Entries from a dataset
- - - -

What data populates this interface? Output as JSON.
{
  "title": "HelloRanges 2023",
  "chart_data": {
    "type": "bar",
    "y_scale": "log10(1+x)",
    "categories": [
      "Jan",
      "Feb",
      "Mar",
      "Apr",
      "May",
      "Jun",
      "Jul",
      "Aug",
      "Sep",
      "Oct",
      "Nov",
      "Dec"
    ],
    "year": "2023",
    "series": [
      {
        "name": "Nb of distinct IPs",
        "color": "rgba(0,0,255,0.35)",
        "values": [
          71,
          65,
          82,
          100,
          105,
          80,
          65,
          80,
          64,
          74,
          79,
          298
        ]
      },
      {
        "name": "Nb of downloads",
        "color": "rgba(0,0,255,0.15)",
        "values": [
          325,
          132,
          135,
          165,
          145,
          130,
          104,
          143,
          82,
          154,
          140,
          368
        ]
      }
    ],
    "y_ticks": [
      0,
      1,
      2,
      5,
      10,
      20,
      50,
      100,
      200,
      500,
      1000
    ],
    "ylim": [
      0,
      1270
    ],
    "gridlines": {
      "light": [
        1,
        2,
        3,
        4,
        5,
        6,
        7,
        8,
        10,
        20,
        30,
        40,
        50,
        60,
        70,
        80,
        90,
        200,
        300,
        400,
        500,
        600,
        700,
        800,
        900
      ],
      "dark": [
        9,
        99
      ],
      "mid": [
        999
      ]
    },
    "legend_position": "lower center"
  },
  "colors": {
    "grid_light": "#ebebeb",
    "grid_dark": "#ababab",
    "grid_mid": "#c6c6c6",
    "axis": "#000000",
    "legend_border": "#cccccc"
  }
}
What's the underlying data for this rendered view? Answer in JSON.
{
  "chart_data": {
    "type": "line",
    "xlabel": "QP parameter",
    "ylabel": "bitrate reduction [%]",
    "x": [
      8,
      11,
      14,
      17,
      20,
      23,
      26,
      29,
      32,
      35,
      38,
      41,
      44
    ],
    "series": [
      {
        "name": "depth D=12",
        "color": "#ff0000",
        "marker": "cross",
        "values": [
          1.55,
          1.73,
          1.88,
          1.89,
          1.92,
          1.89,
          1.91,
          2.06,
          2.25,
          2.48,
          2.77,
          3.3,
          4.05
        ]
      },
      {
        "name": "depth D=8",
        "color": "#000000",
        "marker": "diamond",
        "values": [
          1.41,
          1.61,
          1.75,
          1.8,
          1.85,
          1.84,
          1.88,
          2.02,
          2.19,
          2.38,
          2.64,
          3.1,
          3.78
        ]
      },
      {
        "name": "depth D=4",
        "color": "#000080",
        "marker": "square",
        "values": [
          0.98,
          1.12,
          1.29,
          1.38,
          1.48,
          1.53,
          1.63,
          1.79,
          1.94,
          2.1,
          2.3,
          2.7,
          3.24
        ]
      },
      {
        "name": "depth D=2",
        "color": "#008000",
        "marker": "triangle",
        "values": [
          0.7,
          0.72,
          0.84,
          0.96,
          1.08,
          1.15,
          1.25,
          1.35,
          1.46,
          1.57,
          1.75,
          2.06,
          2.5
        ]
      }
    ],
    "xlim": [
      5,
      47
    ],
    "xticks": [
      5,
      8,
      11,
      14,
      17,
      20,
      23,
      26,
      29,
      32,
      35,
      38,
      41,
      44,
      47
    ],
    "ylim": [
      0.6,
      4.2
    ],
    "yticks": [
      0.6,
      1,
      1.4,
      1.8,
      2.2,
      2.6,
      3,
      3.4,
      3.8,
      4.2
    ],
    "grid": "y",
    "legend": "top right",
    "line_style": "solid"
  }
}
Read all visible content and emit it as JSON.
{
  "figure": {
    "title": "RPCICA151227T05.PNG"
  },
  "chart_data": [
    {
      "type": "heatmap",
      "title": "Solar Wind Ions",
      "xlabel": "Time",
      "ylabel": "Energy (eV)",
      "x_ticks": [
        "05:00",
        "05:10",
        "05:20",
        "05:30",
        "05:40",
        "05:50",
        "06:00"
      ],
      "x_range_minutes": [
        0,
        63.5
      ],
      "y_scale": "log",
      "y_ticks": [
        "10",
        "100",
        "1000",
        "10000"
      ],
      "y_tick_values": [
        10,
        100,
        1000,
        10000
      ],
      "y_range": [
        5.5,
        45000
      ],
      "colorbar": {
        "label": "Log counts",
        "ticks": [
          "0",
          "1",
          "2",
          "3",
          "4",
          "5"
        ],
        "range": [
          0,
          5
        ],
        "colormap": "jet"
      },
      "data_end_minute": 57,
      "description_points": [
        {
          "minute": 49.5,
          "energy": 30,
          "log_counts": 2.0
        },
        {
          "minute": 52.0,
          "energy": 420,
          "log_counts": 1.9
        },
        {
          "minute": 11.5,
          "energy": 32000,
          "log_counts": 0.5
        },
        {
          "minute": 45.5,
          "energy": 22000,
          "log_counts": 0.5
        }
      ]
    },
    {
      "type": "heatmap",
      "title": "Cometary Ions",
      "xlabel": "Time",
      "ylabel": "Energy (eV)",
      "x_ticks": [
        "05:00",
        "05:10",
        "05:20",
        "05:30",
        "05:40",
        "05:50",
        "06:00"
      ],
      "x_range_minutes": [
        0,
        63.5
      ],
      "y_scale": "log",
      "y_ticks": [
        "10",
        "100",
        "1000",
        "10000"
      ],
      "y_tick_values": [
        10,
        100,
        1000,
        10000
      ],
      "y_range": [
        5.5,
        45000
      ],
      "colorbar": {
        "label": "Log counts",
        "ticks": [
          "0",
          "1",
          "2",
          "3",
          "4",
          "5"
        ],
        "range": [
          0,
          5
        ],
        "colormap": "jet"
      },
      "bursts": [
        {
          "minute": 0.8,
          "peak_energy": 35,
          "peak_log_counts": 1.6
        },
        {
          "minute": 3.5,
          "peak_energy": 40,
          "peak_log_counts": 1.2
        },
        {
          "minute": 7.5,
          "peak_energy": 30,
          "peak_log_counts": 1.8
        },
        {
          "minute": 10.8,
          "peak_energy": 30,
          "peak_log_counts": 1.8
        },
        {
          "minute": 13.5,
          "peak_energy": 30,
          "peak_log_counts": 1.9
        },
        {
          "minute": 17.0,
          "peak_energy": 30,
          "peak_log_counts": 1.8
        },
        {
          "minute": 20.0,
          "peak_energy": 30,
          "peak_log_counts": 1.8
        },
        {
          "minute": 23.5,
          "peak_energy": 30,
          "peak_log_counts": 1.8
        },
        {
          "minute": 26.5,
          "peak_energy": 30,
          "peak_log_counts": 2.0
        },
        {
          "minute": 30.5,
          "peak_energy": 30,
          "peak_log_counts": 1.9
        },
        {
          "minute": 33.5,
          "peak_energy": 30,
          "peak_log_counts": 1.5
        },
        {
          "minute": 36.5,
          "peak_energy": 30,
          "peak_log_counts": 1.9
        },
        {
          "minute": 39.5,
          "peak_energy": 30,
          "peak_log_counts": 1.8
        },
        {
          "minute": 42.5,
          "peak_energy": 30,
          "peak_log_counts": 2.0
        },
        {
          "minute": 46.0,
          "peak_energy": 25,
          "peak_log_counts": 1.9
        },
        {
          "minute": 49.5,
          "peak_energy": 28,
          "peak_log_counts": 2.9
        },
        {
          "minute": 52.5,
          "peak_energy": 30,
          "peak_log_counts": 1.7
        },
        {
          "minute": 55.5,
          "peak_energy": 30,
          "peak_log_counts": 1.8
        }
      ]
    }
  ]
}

- - - -

What you should do
Copy out the full set of records precisely, leaving nothing out.

The answer
What data populates this interface? Output as JSON.
{
  "title": "HelloRanges 2023",
  "chart_data": {
    "type": "bar",
    "y_scale": "log10(1+x)",
    "categories": [
      "Jan",
      "Feb",
      "Mar",
      "Apr",
      "May",
      "Jun",
      "Jul",
      "Aug",
      "Sep",
      "Oct",
      "Nov",
      "Dec"
    ],
    "year": "2023",
    "series": [
      {
        "name": "Nb of distinct IPs",
        "color": "rgba(0,0,255,0.35)",
        "values": [
          71,
          65,
          82,
          100,
          105,
          80,
          65,
          80,
          64,
          74,
          79,
          298
        ]
      },
      {
        "name": "Nb of downloads",
        "color": "rgba(0,0,255,0.15)",
        "values": [
          325,
          132,
          135,
          165,
          145,
          130,
          104,
          143,
          82,
          154,
          140,
          368
        ]
      }
    ],
    "y_ticks": [
      0,
      1,
      2,
      5,
      10,
      20,
      50,
      100,
      200,
      500,
      1000
    ],
    "ylim": [
      0,
      1270
    ],
    "gridlines": {
      "light": [
        1,
        2,
        3,
        4,
        5,
        6,
        7,
        8,
        10,
        20,
        30,
        40,
        50,
        60,
        70,
        80,
        90,
        200,
        300,
        400,
        500,
        600,
        700,
        800,
        900
      ],
      "dark": [
        9,
        99
      ],
      "mid": [
        999
      ]
    },
    "legend_position": "lower center"
  },
  "colors": {
    "grid_light": "#ebebeb",
    "grid_dark": "#ababab",
    "grid_mid": "#c6c6c6",
    "axis": "#000000",
    "legend_border": "#cccccc"
  }
}
What's the underlying data for this rendered view? Answer in JSON.
{
  "chart_data": {
    "type": "line",
    "xlabel": "QP parameter",
    "ylabel": "bitrate reduction [%]",
    "x": [
      8,
      11,
      14,
      17,
      20,
      23,
      26,
      29,
      32,
      35,
      38,
      41,
      44
    ],
    "series": [
      {
        "name": "depth D=12",
        "color": "#ff0000",
        "marker": "cross",
        "values": [
          1.55,
          1.73,
          1.88,
          1.89,
          1.92,
          1.89,
          1.91,
          2.06,
          2.25,
          2.48,
          2.77,
          3.3,
          4.05
        ]
      },
      {
        "name": "depth D=8",
        "color": "#000000",
        "marker": "diamond",
        "values": [
          1.41,
          1.61,
          1.75,
          1.8,
          1.85,
          1.84,
          1.88,
          2.02,
          2.19,
          2.38,
          2.64,
          3.1,
          3.78
        ]
      },
      {
        "name": "depth D=4",
        "color": "#000080",
        "marker": "square",
        "values": [
          0.98,
          1.12,
          1.29,
          1.38,
          1.48,
          1.53,
          1.63,
          1.79,
          1.94,
          2.1,
          2.3,
          2.7,
          3.24
        ]
      },
      {
        "name": "depth D=2",
        "color": "#008000",
        "marker": "triangle",
        "values": [
          0.7,
          0.72,
          0.84,
          0.96,
          1.08,
          1.15,
          1.25,
          1.35,
          1.46,
          1.57,
          1.75,
          2.06,
          2.5
        ]
      }
    ],
    "xlim": [
      5,
      47
    ],
    "xticks": [
      5,
      8,
      11,
      14,
      17,
      20,
      23,
      26,
      29,
      32,
      35,
      38,
      41,
      44,
      47
    ],
    "ylim": [
      0.6,
      4.2
    ],
    "yticks": [
      0.6,
      1,
      1.4,
      1.8,
      2.2,
      2.6,
      3,
      3.4,
      3.8,
      4.2
    ],
    "grid": "y",
    "legend": "top right",
    "line_style": "solid"
  }
}
Read all visible content and emit it as JSON.
{
  "figure": {
    "title": "RPCICA151227T05.PNG"
  },
  "chart_data": [
    {
      "type": "heatmap",
      "title": "Solar Wind Ions",
      "xlabel": "Time",
      "ylabel": "Energy (eV)",
      "x_ticks": [
        "05:00",
        "05:10",
        "05:20",
        "05:30",
        "05:40",
        "05:50",
        "06:00"
      ],
      "x_range_minutes": [
        0,
        63.5
      ],
      "y_scale": "log",
      "y_ticks": [
        "10",
        "100",
        "1000",
        "10000"
      ],
      "y_tick_values": [
        10,
        100,
        1000,
        10000
      ],
      "y_range": [
        5.5,
        45000
      ],
      "colorbar": {
        "label": "Log counts",
        "ticks": [
          "0",
          "1",
          "2",
          "3",
          "4",
          "5"
        ],
        "range": [
          0,
          5
        ],
        "colormap": "jet"
      },
      "data_end_minute": 57,
      "description_points": [
        {
          "minute": 49.5,
          "energy": 30,
          "log_counts": 2.0
        },
        {
          "minute": 52.0,
          "energy": 420,
          "log_counts": 1.9
        },
        {
          "minute": 11.5,
          "energy": 32000,
          "log_counts": 0.5
        },
        {
          "minute": 45.5,
          "energy": 22000,
          "log_counts": 0.5
        }
      ]
    },
    {
      "type": "heatmap",
      "title": "Cometary Ions",
      "xlabel": "Time",
      "ylabel": "Energy (eV)",
      "x_ticks": [
        "05:00",
        "05:10",
        "05:20",
        "05:30",
        "05:40",
        "05:50",
        "06:00"
      ],
      "x_range_minutes": [
        0,
        63.5
      ],
      "y_scale": "log",
      "y_ticks": [
        "10",
        "100",
        "1000",
        "10000"
      ],
      "y_tick_values": [
        10,
        100,
        1000,
        10000
      ],
      "y_range": [
        5.5,
        45000
      ],
      "colorbar": {
        "label": "Log counts",
        "ticks": [
          "0",
          "1",
          "2",
          "3",
          "4",
          "5"
        ],
        "range": [
          0,
          5
        ],
        "colormap": "jet"
      },
      "bursts": [
        {
          "minute": 0.8,
          "peak_energy": 35,
          "peak_log_counts": 1.6
        },
        {
          "minute": 3.5,
          "peak_energy": 40,
          "peak_log_counts": 1.2
        },
        {
          "minute": 7.5,
          "peak_energy": 30,
          "peak_log_counts": 1.8
        },
        {
          "minute": 10.8,
          "peak_energy": 30,
          "peak_log_counts": 1.8
        },
        {
          "minute": 13.5,
          "peak_energy": 30,
          "peak_log_counts": 1.9
        },
        {
          "minute": 17.0,
          "peak_energy": 30,
          "peak_log_counts": 1.8
        },
        {
          "minute": 20.0,
          "peak_energy": 30,
          "peak_log_counts": 1.8
        },
        {
          "minute": 23.5,
          "peak_energy": 30,
          "peak_log_counts": 1.8
        },
        {
          "minute": 26.5,
          "peak_energy": 30,
          "peak_log_counts": 2.0
        },
        {
          "minute": 30.5,
          "peak_energy": 30,
          "peak_log_counts": 1.9
        },
        {
          "minute": 33.5,
          "peak_energy": 30,
          "peak_log_counts": 1.5
        },
        {
          "minute": 36.5,
          "peak_energy": 30,
          "peak_log_counts": 1.9
        },
        {
          "minute": 39.5,
          "peak_energy": 30,
          "peak_log_counts": 1.8
        },
        {
          "minute": 42.5,
          "peak_energy": 30,
          "peak_log_counts": 2.0
        },
        {
          "minute": 46.0,
          "peak_energy": 25,
          "peak_log_counts": 1.9
        },
        {
          "minute": 49.5,
          "peak_energy": 28,
          "peak_log_counts": 2.9
        },
        {
          "minute": 52.5,
          "peak_energy": 30,
          "peak_log_counts": 1.7
        },
        {
          "minute": 55.5,
          "peak_energy": 30,
          "peak_log_counts": 1.8
        }
      ]
    }
  ]
}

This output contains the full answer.